Directions:
Retype everything in the listing, leaving each line exactly as it is.

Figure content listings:
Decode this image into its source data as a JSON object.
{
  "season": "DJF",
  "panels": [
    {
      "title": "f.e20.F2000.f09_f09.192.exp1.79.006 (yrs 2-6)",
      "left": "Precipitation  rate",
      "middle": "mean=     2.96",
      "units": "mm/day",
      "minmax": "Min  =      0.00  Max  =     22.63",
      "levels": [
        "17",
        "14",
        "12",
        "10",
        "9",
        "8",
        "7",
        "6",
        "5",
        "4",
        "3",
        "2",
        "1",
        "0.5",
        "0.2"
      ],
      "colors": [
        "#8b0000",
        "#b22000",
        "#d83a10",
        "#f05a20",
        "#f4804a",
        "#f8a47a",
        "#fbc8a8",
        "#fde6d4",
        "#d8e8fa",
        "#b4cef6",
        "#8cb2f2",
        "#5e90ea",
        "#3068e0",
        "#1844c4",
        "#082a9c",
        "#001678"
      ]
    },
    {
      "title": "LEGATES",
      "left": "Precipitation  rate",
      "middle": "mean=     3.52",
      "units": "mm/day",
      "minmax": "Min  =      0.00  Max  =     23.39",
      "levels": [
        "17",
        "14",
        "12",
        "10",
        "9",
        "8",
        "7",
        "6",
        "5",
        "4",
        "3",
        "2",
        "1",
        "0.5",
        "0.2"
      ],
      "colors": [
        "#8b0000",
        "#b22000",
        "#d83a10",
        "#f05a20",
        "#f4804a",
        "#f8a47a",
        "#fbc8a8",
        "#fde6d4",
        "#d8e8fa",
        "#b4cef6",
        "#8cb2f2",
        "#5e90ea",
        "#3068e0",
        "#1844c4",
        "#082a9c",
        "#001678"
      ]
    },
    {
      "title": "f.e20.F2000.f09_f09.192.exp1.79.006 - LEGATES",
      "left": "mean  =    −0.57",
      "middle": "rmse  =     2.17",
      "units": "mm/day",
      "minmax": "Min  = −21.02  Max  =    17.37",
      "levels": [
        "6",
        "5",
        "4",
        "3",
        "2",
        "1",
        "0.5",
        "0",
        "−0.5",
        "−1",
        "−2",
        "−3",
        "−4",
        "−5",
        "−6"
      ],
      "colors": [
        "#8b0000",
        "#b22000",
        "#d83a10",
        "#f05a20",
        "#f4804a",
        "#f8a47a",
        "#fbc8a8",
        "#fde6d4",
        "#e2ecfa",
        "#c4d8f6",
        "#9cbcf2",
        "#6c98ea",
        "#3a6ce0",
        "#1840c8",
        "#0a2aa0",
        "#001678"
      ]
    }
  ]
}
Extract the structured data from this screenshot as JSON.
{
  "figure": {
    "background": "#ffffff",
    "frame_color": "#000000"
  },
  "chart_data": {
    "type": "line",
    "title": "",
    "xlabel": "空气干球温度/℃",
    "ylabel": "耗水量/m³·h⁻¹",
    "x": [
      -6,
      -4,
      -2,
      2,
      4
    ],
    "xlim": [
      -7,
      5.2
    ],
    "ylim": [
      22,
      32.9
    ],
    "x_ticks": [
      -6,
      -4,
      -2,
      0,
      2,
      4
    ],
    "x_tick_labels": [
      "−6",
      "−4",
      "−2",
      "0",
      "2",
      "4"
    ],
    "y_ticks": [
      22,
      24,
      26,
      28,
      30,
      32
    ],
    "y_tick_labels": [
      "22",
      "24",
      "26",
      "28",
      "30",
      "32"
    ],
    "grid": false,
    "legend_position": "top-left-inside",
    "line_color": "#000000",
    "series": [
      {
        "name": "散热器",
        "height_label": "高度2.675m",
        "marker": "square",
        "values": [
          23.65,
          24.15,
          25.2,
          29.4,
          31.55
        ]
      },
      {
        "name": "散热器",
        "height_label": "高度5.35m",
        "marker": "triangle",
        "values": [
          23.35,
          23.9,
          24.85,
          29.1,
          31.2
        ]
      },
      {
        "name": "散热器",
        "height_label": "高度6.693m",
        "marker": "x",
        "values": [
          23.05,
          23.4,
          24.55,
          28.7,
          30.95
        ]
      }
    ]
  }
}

Final result:
Decode this image into its source data as a JSON object.
{
  "season": "DJF",
  "panels": [
    {
      "title": "f.e20.F2000.f09_f09.192.exp1.79.006 (yrs 2-6)",
      "left": "Precipitation  rate",
      "middle": "mean=     2.96",
      "units": "mm/day",
      "minmax": "Min  =      0.00  Max  =     22.63",
      "levels": [
        "17",
        "14",
        "12",
        "10",
        "9",
        "8",
        "7",
        "6",
        "5",
        "4",
        "3",
        "2",
        "1",
        "0.5",
        "0.2"
      ],
      "colors": [
        "#8b0000",
        "#b22000",
        "#d83a10",
        "#f05a20",
        "#f4804a",
        "#f8a47a",
        "#fbc8a8",
        "#fde6d4",
        "#d8e8fa",
        "#b4cef6",
        "#8cb2f2",
        "#5e90ea",
        "#3068e0",
        "#1844c4",
        "#082a9c",
        "#001678"
      ]
    },
    {
      "title": "LEGATES",
      "left": "Precipitation  rate",
      "middle": "mean=     3.52",
      "units": "mm/day",
      "minmax": "Min  =      0.00  Max  =     23.39",
      "levels": [
        "17",
        "14",
        "12",
        "10",
        "9",
        "8",
        "7",
        "6",
        "5",
        "4",
        "3",
        "2",
        "1",
        "0.5",
        "0.2"
      ],
      "colors": [
        "#8b0000",
        "#b22000",
        "#d83a10",
        "#f05a20",
        "#f4804a",
        "#f8a47a",
        "#fbc8a8",
        "#fde6d4",
        "#d8e8fa",
        "#b4cef6",
        "#8cb2f2",
        "#5e90ea",
        "#3068e0",
        "#1844c4",
        "#082a9c",
        "#001678"
      ]
    },
    {
      "title": "f.e20.F2000.f09_f09.192.exp1.79.006 - LEGATES",
      "left": "mean  =    −0.57",
      "middle": "rmse  =     2.17",
      "units": "mm/day",
      "minmax": "Min  = −21.02  Max  =    17.37",
      "levels": [
        "6",
        "5",
        "4",
        "3",
        "2",
        "1",
        "0.5",
        "0",
        "−0.5",
        "−1",
        "−2",
        "−3",
        "−4",
        "−5",
        "−6"
      ],
      "colors": [
        "#8b0000",
        "#b22000",
        "#d83a10",
        "#f05a20",
        "#f4804a",
        "#f8a47a",
        "#fbc8a8",
        "#fde6d4",
        "#e2ecfa",
        "#c4d8f6",
        "#9cbcf2",
        "#6c98ea",
        "#3a6ce0",
        "#1840c8",
        "#0a2aa0",
        "#001678"
      ]
    }
  ]
}
Extract the structured data from this screenshot as JSON.
{
  "figure": {
    "background": "#ffffff",
    "frame_color": "#000000"
  },
  "chart_data": {
    "type": "line",
    "title": "",
    "xlabel": "空气干球温度/℃",
    "ylabel": "耗水量/m³·h⁻¹",
    "x": [
      -6,
      -4,
      -2,
      2,
      4
    ],
    "xlim": [
      -7,
      5.2
    ],
    "ylim": [
      22,
      32.9
    ],
    "x_ticks": [
      -6,
      -4,
      -2,
      0,
      2,
      4
    ],
    "x_tick_labels": [
      "−6",
      "−4",
      "−2",
      "0",
      "2",
      "4"
    ],
    "y_ticks": [
      22,
      24,
      26,
      28,
      30,
      32
    ],
    "y_tick_labels": [
      "22",
      "24",
      "26",
      "28",
      "30",
      "32"
    ],
    "grid": false,
    "legend_position": "top-left-inside",
    "line_color": "#000000",
    "series": [
      {
        "name": "散热器",
        "height_label": "高度2.675m",
        "marker": "square",
        "values": [
          23.65,
          24.15,
          25.2,
          29.4,
          31.55
        ]
      },
      {
        "name": "散热器",
        "height_label": "高度5.35m",
        "marker": "triangle",
        "values": [
          23.35,
          23.9,
          24.85,
          29.1,
          31.2
        ]
      },
      {
        "name": "散热器",
        "height_label": "高度6.693m",
        "marker": "x",
        "values": [
          23.05,
          23.4,
          24.55,
          28.7,
          30.95
        ]
      }
    ]
  }
}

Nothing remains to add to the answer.